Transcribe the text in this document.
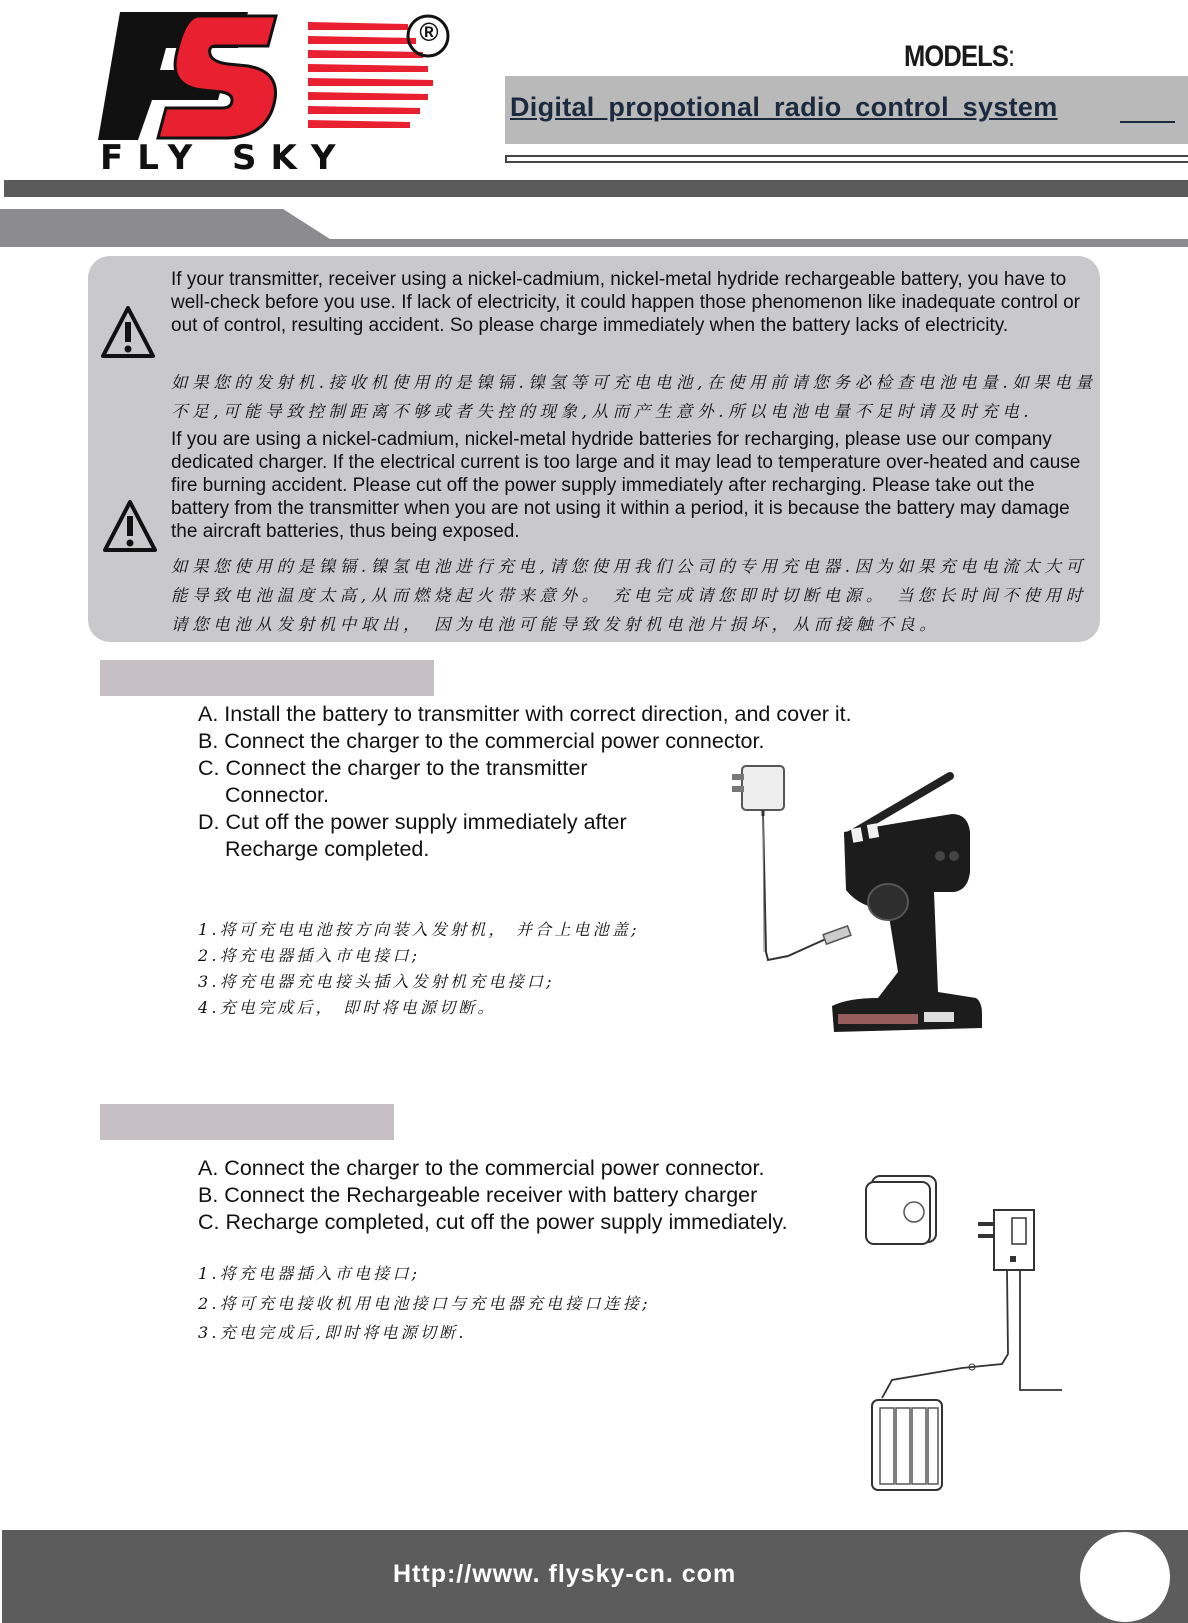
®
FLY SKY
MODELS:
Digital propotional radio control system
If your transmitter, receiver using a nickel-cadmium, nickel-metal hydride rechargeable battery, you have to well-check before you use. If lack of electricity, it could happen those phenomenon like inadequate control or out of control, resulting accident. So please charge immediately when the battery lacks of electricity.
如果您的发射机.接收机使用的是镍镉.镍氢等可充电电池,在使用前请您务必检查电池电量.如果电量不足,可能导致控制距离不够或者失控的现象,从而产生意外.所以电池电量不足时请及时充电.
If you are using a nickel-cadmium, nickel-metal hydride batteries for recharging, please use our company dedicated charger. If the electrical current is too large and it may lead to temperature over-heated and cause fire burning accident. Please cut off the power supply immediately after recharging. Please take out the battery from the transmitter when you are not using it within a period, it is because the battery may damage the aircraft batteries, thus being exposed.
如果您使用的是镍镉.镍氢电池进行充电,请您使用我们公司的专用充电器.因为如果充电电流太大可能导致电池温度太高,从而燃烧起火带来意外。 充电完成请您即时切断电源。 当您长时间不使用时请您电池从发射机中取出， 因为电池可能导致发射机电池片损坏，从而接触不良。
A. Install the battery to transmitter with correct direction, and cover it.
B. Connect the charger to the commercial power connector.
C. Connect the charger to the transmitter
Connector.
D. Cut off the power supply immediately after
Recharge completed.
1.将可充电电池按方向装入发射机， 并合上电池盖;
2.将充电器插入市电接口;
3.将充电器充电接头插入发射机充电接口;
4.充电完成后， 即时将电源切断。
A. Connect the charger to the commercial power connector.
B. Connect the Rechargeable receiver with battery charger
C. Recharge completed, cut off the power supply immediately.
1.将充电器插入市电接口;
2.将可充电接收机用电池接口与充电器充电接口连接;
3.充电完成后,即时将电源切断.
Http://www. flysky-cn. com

...

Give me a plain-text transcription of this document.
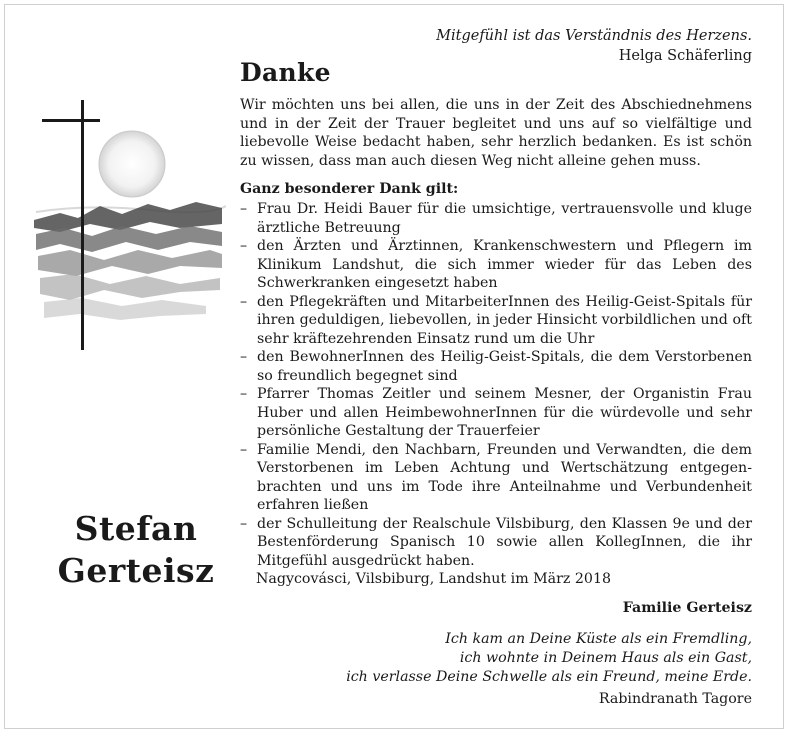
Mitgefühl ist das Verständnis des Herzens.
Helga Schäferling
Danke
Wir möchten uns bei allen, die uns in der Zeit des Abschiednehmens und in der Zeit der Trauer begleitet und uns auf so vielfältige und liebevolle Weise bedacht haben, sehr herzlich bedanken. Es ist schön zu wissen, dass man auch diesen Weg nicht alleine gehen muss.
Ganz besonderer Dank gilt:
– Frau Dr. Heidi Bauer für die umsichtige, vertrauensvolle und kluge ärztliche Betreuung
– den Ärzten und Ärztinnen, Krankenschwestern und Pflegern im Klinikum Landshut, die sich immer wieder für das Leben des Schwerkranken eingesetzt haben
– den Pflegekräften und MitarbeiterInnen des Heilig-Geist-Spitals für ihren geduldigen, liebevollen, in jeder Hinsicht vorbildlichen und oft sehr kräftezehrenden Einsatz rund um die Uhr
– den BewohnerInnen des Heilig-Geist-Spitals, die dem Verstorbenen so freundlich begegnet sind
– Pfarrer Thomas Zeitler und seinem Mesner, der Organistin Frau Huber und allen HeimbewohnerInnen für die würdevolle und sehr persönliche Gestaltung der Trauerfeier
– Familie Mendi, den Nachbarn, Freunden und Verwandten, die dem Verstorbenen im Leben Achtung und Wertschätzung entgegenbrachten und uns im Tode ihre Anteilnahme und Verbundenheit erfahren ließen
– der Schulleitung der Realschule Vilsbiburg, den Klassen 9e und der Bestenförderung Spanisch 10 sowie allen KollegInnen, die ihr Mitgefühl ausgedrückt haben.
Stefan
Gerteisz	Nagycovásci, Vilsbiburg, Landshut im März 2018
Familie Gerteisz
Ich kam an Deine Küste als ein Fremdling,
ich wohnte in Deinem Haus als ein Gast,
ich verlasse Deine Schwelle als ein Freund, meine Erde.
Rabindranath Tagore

Stated exercise - From the entries above, copy every line containing the word "commercial".

Expected answer -
B. Connect the charger to the commercial power connector.
A. Connect the charger to the commercial power connector.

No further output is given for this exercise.